[Dataset records]
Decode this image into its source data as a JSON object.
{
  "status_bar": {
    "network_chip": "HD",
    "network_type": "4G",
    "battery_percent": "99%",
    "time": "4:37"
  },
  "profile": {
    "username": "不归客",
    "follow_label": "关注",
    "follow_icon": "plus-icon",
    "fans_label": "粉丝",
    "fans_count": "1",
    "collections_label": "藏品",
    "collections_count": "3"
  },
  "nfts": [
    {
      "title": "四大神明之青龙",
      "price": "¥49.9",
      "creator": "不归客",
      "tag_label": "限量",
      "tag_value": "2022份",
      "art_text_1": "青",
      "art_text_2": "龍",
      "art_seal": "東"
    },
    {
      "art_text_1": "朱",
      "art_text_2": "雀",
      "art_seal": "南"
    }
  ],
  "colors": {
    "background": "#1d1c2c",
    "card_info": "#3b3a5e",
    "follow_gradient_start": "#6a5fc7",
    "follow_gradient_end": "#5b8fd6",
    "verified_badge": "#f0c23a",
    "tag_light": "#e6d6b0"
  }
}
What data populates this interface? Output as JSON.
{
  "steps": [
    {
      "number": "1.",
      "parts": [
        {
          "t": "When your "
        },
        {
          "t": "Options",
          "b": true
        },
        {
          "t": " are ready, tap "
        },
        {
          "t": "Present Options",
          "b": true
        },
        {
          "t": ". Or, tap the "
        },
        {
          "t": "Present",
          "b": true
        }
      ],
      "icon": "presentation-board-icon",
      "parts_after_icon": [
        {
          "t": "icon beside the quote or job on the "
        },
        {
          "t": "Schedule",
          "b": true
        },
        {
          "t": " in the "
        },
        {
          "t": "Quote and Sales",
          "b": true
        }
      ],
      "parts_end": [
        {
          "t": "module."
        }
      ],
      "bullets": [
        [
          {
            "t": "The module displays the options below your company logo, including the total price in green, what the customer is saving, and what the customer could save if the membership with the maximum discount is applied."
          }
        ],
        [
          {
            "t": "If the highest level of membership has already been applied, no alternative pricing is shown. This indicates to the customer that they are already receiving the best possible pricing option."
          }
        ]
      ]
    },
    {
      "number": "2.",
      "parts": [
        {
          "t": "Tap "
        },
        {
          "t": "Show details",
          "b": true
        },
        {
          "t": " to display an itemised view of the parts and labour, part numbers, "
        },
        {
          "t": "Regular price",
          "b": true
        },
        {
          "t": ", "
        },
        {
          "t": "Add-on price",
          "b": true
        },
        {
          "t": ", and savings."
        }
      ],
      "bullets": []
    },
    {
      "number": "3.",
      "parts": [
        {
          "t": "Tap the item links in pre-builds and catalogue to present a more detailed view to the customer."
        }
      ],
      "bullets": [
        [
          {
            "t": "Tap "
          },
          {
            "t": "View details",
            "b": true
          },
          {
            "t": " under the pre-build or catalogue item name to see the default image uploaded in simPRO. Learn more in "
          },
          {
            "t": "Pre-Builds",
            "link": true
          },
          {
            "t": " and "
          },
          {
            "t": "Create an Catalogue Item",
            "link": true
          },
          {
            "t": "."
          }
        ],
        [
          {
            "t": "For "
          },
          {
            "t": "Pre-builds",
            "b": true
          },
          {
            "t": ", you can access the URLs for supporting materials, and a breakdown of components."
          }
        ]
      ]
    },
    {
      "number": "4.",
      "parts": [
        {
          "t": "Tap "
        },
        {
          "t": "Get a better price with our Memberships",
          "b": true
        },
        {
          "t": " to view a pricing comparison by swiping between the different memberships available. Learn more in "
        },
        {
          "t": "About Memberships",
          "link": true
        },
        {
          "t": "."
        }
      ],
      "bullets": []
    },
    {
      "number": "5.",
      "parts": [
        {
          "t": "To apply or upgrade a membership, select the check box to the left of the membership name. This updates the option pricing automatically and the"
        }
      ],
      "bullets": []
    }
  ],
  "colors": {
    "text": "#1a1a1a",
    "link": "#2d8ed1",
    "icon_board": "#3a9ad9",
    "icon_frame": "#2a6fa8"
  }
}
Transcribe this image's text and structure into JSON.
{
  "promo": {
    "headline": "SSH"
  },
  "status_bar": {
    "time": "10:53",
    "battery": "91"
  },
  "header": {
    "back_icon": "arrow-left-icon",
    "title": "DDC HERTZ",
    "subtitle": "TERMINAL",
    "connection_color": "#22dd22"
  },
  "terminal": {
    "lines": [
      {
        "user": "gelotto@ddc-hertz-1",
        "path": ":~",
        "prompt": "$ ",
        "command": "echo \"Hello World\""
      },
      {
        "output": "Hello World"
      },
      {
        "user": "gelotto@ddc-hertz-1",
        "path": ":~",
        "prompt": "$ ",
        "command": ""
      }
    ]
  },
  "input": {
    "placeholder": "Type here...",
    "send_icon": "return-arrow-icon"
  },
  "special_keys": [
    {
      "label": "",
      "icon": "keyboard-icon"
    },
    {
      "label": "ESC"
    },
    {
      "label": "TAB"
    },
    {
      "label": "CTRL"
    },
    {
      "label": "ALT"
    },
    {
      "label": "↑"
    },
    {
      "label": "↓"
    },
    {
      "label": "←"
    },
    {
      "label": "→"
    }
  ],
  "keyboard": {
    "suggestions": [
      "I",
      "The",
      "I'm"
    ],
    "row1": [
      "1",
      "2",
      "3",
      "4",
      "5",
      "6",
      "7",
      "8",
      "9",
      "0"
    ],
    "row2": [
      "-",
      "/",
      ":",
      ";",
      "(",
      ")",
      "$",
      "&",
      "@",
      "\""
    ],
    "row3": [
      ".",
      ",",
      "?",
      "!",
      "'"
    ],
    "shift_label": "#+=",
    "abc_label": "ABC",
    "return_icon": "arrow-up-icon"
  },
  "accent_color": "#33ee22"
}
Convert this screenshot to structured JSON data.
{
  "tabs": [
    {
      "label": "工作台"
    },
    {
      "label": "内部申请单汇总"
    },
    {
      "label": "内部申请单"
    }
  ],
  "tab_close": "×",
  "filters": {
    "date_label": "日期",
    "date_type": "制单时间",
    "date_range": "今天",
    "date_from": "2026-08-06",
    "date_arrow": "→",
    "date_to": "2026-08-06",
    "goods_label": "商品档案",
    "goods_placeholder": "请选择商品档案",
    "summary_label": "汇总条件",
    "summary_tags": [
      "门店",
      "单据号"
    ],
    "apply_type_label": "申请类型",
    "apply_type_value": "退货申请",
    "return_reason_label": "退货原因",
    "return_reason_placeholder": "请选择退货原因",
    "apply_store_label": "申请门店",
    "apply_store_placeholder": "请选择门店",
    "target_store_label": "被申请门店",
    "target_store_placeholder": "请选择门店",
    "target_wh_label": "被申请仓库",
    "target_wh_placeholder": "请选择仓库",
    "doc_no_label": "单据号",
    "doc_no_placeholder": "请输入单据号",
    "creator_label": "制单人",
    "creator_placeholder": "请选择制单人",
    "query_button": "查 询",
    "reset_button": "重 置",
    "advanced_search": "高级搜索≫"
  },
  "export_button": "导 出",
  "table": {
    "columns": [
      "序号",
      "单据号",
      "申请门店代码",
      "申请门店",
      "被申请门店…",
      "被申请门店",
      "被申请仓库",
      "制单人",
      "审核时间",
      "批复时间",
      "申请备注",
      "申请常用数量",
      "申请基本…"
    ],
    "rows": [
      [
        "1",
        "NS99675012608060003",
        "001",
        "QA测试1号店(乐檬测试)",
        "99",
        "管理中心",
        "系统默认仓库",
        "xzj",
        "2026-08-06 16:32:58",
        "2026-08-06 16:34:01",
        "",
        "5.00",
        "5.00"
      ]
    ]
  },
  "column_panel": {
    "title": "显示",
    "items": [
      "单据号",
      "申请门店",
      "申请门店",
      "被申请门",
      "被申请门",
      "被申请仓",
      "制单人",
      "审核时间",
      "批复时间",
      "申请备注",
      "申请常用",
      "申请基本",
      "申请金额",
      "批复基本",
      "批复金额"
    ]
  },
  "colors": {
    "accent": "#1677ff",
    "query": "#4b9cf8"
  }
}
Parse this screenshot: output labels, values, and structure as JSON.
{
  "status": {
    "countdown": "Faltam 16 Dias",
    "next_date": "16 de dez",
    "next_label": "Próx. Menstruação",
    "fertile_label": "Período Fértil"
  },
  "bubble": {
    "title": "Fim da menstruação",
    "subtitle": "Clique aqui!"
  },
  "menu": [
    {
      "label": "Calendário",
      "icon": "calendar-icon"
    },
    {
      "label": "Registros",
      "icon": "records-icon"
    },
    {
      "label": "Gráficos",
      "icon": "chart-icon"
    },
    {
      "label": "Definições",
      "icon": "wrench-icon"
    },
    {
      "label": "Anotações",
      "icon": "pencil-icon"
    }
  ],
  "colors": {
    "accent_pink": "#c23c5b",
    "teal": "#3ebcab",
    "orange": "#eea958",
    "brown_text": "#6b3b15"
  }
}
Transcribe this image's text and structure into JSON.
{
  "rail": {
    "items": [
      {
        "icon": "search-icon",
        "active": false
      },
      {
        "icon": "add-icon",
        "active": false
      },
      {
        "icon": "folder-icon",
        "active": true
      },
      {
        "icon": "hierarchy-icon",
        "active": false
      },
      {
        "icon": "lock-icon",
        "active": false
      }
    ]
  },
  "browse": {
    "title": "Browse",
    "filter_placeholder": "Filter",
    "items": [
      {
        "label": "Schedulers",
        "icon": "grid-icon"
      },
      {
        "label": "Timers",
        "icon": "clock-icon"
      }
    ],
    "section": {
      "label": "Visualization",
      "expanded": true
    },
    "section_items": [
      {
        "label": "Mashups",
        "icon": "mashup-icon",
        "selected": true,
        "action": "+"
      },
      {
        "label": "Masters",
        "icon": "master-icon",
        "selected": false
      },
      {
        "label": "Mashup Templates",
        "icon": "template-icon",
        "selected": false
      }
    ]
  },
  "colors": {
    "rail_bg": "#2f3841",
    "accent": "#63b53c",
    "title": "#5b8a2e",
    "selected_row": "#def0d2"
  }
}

Work required:
Each line holding "World" must be found and copied.

The completed task:
        "command": "echo \"Hello World\""
        "output": "Hello World"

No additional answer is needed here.